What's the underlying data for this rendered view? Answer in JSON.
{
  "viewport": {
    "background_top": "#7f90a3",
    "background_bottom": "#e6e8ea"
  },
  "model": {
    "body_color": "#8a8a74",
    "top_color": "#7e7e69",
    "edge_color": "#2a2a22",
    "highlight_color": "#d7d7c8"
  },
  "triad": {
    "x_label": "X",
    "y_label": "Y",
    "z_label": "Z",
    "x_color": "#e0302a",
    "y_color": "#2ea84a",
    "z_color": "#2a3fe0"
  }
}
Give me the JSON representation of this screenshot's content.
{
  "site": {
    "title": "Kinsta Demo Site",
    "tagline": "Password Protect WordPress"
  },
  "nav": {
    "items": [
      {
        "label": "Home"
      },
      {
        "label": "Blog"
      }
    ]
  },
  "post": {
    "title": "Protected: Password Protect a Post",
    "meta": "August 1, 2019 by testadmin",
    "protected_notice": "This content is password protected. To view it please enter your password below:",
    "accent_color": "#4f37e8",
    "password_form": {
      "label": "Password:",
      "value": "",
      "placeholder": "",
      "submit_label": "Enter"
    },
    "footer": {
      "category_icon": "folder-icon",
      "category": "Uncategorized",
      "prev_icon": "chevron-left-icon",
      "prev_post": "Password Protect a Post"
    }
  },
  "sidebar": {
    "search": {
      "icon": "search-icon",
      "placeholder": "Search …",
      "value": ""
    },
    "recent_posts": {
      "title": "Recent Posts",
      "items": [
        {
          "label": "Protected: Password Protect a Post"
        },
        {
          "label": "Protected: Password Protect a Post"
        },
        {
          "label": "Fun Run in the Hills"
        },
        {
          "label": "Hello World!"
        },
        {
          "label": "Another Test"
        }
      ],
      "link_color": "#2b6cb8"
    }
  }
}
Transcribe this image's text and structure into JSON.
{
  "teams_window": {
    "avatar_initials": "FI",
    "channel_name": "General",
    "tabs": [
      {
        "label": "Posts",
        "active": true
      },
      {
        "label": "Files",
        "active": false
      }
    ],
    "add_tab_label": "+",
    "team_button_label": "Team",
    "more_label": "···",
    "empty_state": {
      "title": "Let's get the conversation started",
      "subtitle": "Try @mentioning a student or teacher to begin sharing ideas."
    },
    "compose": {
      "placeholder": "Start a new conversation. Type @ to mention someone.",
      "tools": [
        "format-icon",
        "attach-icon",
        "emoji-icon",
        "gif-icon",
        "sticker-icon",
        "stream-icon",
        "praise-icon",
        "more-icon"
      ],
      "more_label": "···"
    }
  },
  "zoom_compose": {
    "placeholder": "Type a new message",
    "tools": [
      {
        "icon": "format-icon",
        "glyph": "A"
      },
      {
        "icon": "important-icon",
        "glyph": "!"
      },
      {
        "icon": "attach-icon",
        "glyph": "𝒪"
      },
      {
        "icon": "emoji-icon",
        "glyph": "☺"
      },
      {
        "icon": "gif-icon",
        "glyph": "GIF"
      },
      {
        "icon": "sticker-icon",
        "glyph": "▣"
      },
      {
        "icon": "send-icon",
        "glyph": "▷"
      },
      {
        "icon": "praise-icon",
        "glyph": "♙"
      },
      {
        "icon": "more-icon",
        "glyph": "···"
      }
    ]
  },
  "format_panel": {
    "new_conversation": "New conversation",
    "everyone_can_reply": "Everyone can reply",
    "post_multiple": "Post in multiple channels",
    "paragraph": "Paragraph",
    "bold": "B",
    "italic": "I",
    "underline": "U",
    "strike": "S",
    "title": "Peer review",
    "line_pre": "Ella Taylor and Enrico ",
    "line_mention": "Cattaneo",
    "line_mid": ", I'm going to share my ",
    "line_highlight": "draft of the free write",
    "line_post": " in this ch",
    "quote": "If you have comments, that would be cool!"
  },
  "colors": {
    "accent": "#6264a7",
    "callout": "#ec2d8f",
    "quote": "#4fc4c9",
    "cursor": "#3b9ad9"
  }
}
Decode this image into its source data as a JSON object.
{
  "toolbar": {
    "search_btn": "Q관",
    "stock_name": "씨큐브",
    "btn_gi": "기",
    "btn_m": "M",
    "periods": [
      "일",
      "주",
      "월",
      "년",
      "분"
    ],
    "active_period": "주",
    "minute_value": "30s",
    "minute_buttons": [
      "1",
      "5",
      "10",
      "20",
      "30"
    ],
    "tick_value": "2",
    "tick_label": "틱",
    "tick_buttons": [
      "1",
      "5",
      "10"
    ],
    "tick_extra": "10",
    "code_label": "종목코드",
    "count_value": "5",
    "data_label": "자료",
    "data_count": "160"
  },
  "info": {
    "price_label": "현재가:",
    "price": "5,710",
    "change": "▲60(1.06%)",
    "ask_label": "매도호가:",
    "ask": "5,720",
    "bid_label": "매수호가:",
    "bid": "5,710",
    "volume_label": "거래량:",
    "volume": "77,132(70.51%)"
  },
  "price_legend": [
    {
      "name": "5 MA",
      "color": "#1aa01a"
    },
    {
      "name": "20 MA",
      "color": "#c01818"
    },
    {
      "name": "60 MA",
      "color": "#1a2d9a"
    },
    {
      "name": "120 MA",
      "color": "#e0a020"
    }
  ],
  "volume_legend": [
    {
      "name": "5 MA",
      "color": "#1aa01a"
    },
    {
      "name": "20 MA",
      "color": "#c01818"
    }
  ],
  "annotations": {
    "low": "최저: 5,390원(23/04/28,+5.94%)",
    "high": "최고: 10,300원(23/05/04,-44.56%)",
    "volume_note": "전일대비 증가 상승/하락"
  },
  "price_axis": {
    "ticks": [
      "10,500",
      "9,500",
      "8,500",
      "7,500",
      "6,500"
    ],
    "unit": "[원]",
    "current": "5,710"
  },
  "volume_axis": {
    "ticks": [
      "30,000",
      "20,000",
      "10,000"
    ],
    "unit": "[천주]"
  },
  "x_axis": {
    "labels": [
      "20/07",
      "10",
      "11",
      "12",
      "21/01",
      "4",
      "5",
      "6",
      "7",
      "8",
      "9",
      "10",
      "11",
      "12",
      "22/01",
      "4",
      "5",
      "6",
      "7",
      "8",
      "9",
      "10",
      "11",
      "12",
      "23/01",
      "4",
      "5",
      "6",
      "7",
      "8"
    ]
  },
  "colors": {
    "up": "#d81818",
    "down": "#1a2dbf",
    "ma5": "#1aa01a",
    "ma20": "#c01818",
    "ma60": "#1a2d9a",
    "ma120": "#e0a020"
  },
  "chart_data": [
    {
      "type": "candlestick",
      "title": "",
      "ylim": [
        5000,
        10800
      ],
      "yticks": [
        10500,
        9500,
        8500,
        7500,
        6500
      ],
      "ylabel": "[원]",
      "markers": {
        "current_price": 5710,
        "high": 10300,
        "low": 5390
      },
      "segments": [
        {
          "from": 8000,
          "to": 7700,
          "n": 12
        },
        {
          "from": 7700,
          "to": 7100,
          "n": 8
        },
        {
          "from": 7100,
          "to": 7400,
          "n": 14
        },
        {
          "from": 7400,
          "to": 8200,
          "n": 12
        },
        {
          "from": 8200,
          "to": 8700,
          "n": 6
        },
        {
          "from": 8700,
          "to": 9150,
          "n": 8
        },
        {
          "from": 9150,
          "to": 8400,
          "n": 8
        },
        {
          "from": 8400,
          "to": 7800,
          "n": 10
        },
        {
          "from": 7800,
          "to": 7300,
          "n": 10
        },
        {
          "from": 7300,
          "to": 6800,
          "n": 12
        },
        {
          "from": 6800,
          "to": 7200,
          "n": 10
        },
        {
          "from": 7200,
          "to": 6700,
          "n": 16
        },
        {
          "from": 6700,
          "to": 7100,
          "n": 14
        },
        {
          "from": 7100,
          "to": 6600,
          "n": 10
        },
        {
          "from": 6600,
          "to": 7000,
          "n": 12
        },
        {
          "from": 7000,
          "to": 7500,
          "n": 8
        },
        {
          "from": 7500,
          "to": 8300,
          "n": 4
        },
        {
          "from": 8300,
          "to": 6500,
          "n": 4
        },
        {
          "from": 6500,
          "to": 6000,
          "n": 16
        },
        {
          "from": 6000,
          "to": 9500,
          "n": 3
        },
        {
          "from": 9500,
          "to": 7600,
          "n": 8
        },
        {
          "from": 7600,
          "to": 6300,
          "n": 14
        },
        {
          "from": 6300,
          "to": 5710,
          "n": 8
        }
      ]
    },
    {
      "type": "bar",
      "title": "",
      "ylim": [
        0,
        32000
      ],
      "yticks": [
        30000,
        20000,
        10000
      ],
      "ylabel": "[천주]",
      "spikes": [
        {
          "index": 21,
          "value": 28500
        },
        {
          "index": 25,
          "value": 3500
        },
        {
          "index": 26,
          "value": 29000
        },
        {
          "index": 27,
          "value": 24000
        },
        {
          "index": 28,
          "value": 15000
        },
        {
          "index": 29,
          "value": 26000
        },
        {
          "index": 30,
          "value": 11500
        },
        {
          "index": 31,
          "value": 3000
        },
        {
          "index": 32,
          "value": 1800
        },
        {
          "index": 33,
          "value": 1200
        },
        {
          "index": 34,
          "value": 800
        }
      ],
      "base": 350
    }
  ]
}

### What to produce:
Reproduce every line of the listing above in which the string "image" appears.

### Reply to the exercise:
Transcribe this image's text and structure into JSON.
Decode this image into its source data as a JSON object.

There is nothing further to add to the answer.